[EXERCISE] Print the listing below in its entirety, character for character.

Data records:

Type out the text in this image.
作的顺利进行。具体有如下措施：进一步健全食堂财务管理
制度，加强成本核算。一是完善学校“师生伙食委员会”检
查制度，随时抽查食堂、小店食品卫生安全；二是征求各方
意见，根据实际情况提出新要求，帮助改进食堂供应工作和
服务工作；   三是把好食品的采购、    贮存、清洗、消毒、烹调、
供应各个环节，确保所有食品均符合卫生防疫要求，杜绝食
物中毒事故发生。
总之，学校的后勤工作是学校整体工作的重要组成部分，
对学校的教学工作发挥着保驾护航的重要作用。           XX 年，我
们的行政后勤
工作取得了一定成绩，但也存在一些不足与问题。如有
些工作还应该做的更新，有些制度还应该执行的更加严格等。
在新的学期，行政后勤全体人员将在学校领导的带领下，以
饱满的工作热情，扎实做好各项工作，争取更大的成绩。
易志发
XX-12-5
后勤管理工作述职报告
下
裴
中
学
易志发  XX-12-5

[EXPECTED ANSWER]
Type out the text in this image.
作的顺利进行。具体有如下措施：进一步健全食堂财务管理
制度，加强成本核算。一是完善学校“师生伙食委员会”检
查制度，随时抽查食堂、小店食品卫生安全；二是征求各方
意见，根据实际情况提出新要求，帮助改进食堂供应工作和
服务工作；   三是把好食品的采购、    贮存、清洗、消毒、烹调、
供应各个环节，确保所有食品均符合卫生防疫要求，杜绝食
物中毒事故发生。
总之，学校的后勤工作是学校整体工作的重要组成部分，
对学校的教学工作发挥着保驾护航的重要作用。           XX 年，我
们的行政后勤
工作取得了一定成绩，但也存在一些不足与问题。如有
些工作还应该做的更新，有些制度还应该执行的更加严格等。
在新的学期，行政后勤全体人员将在学校领导的带领下，以
饱满的工作热情，扎实做好各项工作，争取更大的成绩。
易志发
XX-12-5
后勤管理工作述职报告
下
裴
中
学
易志发  XX-12-5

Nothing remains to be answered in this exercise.